◆ **Stated exercise 1**:
Print the records word for word, starting at their first line and ending at the line that contains "day-details: Sunrise: 6:58".

◆ **Extract**:

━━━━━━━━━━

# Propane Kawasaki FH500V Wont Start



## LSE (Apr 4, 2012)

Kawasaki FH500V-AS18-01

Propane Buffer with Kawasaki FH500V hard to start.
Tries to start for only a second then dies.
About half the attempts it will backfire and make a "psssst" sound.

Adjusted Valves to .006, checked spark (good), Plugs (good), Propane tank is half full, Bled Hose (pushed valve in on Coupler connector to release pressure, and reconnected, turned Service Valve on tank on slowly). 
This unit had new Head Gaskets put on about 4 months ago.

Any suggestions?
Thank You!


----------



## 30yearTech (Sep 14, 2006)

━━━━━━━━━━

◆ **Stated exercise 2**:
Write what comes next in the thread about the propane Kawasaki engine that won't start, picking up after its last line.

◆ **Material**:
━━━━━━━━━━

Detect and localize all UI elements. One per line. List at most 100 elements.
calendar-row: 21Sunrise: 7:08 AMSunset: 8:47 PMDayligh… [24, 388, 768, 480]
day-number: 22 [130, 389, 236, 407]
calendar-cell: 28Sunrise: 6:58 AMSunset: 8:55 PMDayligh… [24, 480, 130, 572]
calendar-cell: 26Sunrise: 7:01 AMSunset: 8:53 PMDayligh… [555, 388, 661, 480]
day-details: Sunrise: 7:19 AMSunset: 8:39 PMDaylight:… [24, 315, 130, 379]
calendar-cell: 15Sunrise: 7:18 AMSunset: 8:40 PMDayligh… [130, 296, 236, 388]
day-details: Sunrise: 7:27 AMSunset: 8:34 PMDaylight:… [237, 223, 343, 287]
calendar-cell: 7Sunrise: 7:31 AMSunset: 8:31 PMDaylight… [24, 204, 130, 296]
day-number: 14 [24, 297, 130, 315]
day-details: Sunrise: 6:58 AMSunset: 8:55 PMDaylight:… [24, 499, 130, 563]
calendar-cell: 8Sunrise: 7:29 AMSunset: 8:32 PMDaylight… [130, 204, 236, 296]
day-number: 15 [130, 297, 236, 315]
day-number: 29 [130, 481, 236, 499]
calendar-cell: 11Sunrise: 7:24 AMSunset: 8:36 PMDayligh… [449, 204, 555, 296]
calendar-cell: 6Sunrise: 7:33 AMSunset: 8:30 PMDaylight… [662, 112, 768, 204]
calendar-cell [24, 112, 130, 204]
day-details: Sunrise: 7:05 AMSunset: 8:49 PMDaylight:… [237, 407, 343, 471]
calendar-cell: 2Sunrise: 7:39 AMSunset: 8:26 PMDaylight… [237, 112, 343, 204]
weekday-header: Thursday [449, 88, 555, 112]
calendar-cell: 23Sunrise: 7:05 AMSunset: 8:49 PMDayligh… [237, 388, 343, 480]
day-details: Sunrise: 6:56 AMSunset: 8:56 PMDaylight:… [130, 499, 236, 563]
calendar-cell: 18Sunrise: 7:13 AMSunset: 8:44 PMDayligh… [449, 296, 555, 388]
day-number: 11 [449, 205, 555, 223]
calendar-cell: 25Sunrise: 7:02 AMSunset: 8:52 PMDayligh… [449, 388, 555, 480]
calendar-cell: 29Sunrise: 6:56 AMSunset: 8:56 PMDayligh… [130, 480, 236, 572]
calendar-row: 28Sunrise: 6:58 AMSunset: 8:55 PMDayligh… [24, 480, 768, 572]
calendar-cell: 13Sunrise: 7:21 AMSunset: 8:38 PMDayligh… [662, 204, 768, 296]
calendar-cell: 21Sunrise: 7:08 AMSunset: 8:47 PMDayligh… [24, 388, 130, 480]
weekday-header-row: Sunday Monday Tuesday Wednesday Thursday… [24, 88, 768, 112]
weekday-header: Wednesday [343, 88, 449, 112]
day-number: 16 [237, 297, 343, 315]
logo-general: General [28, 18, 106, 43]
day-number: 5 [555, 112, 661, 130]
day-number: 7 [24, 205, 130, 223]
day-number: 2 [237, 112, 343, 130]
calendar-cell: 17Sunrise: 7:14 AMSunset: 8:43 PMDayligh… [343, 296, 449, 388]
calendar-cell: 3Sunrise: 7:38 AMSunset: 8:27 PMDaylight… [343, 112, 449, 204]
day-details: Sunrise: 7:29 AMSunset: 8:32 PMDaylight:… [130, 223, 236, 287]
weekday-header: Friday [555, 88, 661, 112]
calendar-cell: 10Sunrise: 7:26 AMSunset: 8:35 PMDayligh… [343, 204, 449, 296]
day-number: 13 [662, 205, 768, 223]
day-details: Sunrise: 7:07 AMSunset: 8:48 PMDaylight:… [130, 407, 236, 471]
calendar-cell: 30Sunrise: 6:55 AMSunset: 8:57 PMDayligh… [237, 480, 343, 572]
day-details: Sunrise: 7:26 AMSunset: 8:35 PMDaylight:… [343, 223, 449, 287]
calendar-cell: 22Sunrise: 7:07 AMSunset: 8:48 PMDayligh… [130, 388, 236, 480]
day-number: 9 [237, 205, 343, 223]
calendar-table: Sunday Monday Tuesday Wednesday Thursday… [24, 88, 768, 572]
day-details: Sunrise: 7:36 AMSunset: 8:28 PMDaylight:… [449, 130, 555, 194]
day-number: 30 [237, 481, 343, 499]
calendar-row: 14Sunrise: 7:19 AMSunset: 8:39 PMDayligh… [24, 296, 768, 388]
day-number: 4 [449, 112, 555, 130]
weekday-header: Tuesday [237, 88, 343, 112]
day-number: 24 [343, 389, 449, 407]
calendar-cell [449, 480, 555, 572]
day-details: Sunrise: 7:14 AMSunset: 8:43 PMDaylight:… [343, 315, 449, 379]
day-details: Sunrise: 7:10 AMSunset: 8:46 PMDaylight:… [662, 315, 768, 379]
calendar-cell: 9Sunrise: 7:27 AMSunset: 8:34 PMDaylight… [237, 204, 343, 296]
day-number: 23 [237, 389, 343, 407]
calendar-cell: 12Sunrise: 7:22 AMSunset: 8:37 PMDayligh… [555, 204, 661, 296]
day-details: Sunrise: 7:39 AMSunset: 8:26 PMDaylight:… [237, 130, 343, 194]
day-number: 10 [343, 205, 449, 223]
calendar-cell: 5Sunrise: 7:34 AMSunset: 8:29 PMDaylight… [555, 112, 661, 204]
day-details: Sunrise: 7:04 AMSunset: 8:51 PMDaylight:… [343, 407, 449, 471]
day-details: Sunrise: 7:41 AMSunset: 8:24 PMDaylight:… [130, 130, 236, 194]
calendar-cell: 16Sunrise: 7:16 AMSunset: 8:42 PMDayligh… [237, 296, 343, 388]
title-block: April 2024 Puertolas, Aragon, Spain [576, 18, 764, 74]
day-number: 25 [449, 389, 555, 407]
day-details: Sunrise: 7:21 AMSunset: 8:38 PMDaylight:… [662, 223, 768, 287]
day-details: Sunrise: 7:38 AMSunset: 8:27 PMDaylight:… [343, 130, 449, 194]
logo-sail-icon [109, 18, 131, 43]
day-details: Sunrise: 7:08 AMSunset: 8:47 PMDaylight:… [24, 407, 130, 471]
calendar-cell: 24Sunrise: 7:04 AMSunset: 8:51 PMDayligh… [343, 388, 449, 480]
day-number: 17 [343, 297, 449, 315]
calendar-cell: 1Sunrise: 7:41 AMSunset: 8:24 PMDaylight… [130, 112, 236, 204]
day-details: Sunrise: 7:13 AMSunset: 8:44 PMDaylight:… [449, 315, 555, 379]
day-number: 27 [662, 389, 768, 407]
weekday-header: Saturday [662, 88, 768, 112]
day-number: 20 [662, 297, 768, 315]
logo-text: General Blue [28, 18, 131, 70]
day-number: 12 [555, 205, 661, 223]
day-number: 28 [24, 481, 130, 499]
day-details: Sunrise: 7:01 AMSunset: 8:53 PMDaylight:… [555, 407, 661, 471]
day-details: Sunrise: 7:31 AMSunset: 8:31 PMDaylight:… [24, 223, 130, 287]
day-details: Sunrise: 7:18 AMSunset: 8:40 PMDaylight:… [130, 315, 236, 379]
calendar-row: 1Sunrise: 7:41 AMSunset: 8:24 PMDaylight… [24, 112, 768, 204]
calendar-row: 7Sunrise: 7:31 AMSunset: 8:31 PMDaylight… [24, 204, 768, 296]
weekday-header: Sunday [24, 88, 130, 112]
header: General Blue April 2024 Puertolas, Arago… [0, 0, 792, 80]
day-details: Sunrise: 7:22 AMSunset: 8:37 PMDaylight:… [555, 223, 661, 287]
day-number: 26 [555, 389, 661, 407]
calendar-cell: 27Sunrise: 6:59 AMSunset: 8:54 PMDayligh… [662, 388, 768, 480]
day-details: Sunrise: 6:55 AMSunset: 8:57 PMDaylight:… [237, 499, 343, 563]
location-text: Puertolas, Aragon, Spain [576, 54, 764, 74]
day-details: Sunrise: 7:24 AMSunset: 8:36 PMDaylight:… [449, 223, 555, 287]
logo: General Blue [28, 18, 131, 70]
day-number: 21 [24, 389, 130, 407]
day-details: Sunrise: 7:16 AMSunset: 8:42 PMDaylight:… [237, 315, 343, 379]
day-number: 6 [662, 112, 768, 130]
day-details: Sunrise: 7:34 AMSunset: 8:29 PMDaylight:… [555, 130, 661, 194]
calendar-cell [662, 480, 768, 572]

━━━━━━━━━━

◆ **Written reply 1**:
Detect and localize all UI elements. One per line. List at most 100 elements.
calendar-row: 21Sunrise: 7:08 AMSunset: 8:47 PMDayligh… [24, 388, 768, 480]
day-number: 22 [130, 389, 236, 407]
calendar-cell: 28Sunrise: 6:58 AMSunset: 8:55 PMDayligh… [24, 480, 130, 572]
calendar-cell: 26Sunrise: 7:01 AMSunset: 8:53 PMDayligh… [555, 388, 661, 480]
day-details: Sunrise: 7:19 AMSunset: 8:39 PMDaylight:… [24, 315, 130, 379]
calendar-cell: 15Sunrise: 7:18 AMSunset: 8:40 PMDayligh… [130, 296, 236, 388]
day-details: Sunrise: 7:27 AMSunset: 8:34 PMDaylight:… [237, 223, 343, 287]
calendar-cell: 7Sunrise: 7:31 AMSunset: 8:31 PMDaylight… [24, 204, 130, 296]
day-number: 14 [24, 297, 130, 315]
day-details: Sunrise: 6:58 AMSunset: 8:55 PMDaylight:… [24, 499, 130, 563]

◆ **Written reply 2**:
It's been awhile since I have worked on a propane powered unit, but I do know if you don't have sufficient pressure out of the regulator, it will act as if it's not getting enough fuel.

Best of Luck...:thumbsup:


----------



## LSE (Apr 4, 2012)

30yearTech said:


> It's been awhile since I have worked on a propane powered unit, but I do know if you don't have sufficient pressure out of the regulator, it will act as if it's not getting enough fuel.
> 
> Best of Luck...:thumbsup:


Thank You, I will check that for sure!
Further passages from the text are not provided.